-------- Stored records

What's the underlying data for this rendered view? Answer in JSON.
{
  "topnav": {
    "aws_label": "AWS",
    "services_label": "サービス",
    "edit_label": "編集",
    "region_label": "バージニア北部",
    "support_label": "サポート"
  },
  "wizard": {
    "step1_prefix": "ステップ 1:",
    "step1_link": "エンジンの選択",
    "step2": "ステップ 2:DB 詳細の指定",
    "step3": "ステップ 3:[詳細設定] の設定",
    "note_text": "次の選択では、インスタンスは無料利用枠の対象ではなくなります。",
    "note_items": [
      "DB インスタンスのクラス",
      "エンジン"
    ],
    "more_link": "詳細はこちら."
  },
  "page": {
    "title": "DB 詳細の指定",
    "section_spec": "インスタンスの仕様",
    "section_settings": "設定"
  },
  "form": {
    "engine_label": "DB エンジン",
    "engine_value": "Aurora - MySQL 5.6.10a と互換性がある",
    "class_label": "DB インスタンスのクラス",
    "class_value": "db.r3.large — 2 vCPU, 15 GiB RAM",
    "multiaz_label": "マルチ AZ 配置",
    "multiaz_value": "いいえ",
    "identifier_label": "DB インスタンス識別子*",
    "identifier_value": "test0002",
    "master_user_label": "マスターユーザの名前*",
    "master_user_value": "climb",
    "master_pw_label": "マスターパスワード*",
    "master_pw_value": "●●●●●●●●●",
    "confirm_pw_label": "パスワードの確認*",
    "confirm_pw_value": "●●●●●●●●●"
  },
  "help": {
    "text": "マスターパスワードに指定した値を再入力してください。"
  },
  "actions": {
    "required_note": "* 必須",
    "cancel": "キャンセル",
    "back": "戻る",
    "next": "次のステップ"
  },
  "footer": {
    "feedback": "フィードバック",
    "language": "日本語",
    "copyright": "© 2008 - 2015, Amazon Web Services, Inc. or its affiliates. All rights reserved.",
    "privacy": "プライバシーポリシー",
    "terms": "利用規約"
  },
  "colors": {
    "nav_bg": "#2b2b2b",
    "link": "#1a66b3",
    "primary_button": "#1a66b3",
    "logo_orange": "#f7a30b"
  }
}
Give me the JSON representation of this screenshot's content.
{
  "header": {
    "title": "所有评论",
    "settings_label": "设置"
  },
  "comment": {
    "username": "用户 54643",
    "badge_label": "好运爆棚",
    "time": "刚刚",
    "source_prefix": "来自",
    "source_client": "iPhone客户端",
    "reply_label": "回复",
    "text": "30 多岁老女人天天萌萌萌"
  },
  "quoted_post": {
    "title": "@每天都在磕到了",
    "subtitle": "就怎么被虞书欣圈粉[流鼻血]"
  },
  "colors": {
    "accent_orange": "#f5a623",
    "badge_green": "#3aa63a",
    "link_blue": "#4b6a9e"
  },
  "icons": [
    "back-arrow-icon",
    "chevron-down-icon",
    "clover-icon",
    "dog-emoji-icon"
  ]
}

----------------

# Request:
Each record must be repeated exactly as it is.

# Task answer:
What's the underlying data for this rendered view? Answer in JSON.
{
  "topnav": {
    "aws_label": "AWS",
    "services_label": "サービス",
    "edit_label": "編集",
    "region_label": "バージニア北部",
    "support_label": "サポート"
  },
  "wizard": {
    "step1_prefix": "ステップ 1:",
    "step1_link": "エンジンの選択",
    "step2": "ステップ 2:DB 詳細の指定",
    "step3": "ステップ 3:[詳細設定] の設定",
    "note_text": "次の選択では、インスタンスは無料利用枠の対象ではなくなります。",
    "note_items": [
      "DB インスタンスのクラス",
      "エンジン"
    ],
    "more_link": "詳細はこちら."
  },
  "page": {
    "title": "DB 詳細の指定",
    "section_spec": "インスタンスの仕様",
    "section_settings": "設定"
  },
  "form": {
    "engine_label": "DB エンジン",
    "engine_value": "Aurora - MySQL 5.6.10a と互換性がある",
    "class_label": "DB インスタンスのクラス",
    "class_value": "db.r3.large — 2 vCPU, 15 GiB RAM",
    "multiaz_label": "マルチ AZ 配置",
    "multiaz_value": "いいえ",
    "identifier_label": "DB インスタンス識別子*",
    "identifier_value": "test0002",
    "master_user_label": "マスターユーザの名前*",
    "master_user_value": "climb",
    "master_pw_label": "マスターパスワード*",
    "master_pw_value": "●●●●●●●●●",
    "confirm_pw_label": "パスワードの確認*",
    "confirm_pw_value": "●●●●●●●●●"
  },
  "help": {
    "text": "マスターパスワードに指定した値を再入力してください。"
  },
  "actions": {
    "required_note": "* 必須",
    "cancel": "キャンセル",
    "back": "戻る",
    "next": "次のステップ"
  },
  "footer": {
    "feedback": "フィードバック",
    "language": "日本語",
    "copyright": "© 2008 - 2015, Amazon Web Services, Inc. or its affiliates. All rights reserved.",
    "privacy": "プライバシーポリシー",
    "terms": "利用規約"
  },
  "colors": {
    "nav_bg": "#2b2b2b",
    "link": "#1a66b3",
    "primary_button": "#1a66b3",
    "logo_orange": "#f7a30b"
  }
}
Give me the JSON representation of this screenshot's content.
{
  "header": {
    "title": "所有评论",
    "settings_label": "设置"
  },
  "comment": {
    "username": "用户 54643",
    "badge_label": "好运爆棚",
    "time": "刚刚",
    "source_prefix": "来自",
    "source_client": "iPhone客户端",
    "reply_label": "回复",
    "text": "30 多岁老女人天天萌萌萌"
  },
  "quoted_post": {
    "title": "@每天都在磕到了",
    "subtitle": "就怎么被虞书欣圈粉[流鼻血]"
  },
  "colors": {
    "accent_orange": "#f5a623",
    "badge_green": "#3aa63a",
    "link_blue": "#4b6a9e"
  },
  "icons": [
    "back-arrow-icon",
    "chevron-down-icon",
    "clover-icon",
    "dog-emoji-icon"
  ]
}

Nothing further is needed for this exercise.